■ Excerpted text:

BEGIN

On the importance of definitions

I just received a link from a colleague on an AMWA listserv to an article in PLoS on one medical writer’s experience with ghostwriting. It got me all worked up, so I thought I’d share. First, let me make it clear that I completely agree that there is a problem, called ghostwriting, in which medical writers are asked to write a manuscript—based on someone else’s research, with very little transparency or author contact, and no acknowledgement of their contribution as either an author or in the acknowledgements section—for publication in the peer-reviewed biomedical literature. These medical writers might be freelancers or work directly for a publications planning or healthcare communications company, which is in turn hired by a pharmaceutical company. There are financial interests all over the place in this arrangement, no doubt about it, and that’s why it’s such a hot-button issue. Was the author of the PLoS article a ghostwriter? Sounds like it. Was she right to take a stand and question the ethics of what she was being asked to do? Absolutely.

So why did the PLoS article make me upset? Nutshell: It introduces confusion about medical writers, types of medical writing, and the types of companies that utilize medical writers and for what purpose. I’ll give the author the benefit of the doubt–something obviously got lost in translation as the article was repurposed from a presentation at a conference at the University of Toronto.

That said, the article would have benefited from some concrete definitions and descriptions of what kinds of medical writing are done at each of type of company mentioned: medical education companies, publication planning companies, healthcare communications agencies, and pharmaceutical advertising agencies. All of these entities work in some capacity with the pharmaceutical industry and either indirectly or directly with physician authors (thought leaders). But not all of these companies, or the medical writers they hire, ghostwrite manuscripts for physician authors to be submitted to peer-reviewed journals.

END

[Data for document layout analysis]
BEGIN

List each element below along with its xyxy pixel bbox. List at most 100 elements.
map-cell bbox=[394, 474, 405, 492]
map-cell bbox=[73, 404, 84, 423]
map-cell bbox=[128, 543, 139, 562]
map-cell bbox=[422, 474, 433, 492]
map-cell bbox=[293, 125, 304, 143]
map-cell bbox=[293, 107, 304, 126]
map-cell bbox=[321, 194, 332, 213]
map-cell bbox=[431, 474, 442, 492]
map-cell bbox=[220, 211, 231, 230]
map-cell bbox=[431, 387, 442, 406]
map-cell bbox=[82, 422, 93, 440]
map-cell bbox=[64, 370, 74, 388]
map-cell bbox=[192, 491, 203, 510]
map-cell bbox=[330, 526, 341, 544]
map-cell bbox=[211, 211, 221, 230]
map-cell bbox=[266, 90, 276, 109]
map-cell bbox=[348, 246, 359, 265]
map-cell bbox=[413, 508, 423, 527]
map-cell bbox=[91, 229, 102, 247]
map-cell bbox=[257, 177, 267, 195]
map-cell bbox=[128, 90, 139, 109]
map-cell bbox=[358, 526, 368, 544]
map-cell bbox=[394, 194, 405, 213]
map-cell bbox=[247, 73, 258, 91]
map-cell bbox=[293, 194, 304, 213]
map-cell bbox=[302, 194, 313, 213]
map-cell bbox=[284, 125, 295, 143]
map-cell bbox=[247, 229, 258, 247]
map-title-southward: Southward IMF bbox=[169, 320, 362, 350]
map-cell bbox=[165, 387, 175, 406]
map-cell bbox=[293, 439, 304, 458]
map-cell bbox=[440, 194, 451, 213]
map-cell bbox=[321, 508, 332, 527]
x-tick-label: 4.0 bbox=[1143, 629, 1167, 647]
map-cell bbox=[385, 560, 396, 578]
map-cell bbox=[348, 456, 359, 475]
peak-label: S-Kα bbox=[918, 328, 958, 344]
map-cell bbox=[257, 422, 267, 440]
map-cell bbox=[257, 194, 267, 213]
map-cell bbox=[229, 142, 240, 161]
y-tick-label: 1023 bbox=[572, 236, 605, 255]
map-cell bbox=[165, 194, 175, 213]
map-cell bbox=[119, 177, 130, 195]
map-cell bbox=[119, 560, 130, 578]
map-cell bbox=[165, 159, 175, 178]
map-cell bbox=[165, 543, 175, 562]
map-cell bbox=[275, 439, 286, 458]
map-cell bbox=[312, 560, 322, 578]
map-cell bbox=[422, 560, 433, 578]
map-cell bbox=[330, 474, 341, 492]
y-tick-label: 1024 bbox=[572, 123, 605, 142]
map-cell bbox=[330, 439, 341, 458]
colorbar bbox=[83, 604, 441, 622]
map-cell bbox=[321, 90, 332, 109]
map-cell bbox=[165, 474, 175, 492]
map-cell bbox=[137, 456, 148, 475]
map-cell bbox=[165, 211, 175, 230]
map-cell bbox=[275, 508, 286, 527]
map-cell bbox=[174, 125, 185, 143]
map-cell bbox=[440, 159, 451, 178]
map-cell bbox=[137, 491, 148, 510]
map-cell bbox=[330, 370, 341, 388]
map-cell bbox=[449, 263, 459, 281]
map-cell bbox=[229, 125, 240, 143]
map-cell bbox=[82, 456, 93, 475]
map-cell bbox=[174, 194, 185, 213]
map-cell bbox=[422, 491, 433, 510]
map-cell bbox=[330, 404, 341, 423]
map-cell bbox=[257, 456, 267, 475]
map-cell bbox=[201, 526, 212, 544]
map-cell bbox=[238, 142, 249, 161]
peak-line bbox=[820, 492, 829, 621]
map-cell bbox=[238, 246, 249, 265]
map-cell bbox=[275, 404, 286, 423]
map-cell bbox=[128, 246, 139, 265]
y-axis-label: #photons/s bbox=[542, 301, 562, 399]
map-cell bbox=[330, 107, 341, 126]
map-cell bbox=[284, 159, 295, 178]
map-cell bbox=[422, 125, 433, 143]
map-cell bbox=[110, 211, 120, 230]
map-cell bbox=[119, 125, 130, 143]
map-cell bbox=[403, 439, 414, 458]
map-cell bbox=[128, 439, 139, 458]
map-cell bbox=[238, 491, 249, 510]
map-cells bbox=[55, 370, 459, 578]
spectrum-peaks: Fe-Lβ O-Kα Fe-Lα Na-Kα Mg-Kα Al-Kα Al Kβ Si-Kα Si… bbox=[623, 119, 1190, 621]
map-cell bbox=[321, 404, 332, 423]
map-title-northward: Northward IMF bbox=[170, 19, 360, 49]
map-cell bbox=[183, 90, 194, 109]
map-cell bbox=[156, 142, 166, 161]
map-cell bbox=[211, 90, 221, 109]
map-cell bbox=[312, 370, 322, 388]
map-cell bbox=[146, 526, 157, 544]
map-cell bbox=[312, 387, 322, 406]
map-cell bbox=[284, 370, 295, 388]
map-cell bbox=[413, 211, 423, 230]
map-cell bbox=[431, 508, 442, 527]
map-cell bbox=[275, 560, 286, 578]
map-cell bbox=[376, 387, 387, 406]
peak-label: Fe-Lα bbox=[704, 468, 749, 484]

END

■ Try it: Write the next part of the text on defining kinds of medical writing, picking up after its last sentence.

■ Answer to this problem:
On first read, I came away asking, why was the med ed company part of an ad agency, and if it was, why were they doing pub planning? These seemed like some pretty big ethical red flags, but that issue was not explained to readers.

But then I re-read it several times, particularly the part about why she stopped. It wasn’t because of ghostwriting. It was because of the marketing doublespeak she was being asked to insert in her pieces, some of which were manuscripts. Lack of access to physician authors to confirm content and wordsmithing to fit a marketing plan are definitely ethical issues, and she was right to take a stand, particularly if she was working in a med ed company, which is supposed to produce content independent of the pharma company. (Again, those distinctions were not discussed.) Instead, issues about wordsmithing at a med ed company were presented in an article about ghostwriting. I am going to go ahead and assume that readers of this article are now really confused about what medical writing is.

The author ends with the suggestion that med ed companies be eliminated to remove the middleman, and that centers for guest authors be used to help researchers prepare manuscripts. That last part is a great idea, but all I read was “med ed companies are the middlemen between pharma and physician.” Again, definitions that distinguish between med ed, pub planning, healthcare comm, and pharmaceutical ad agencies would have been helpful here.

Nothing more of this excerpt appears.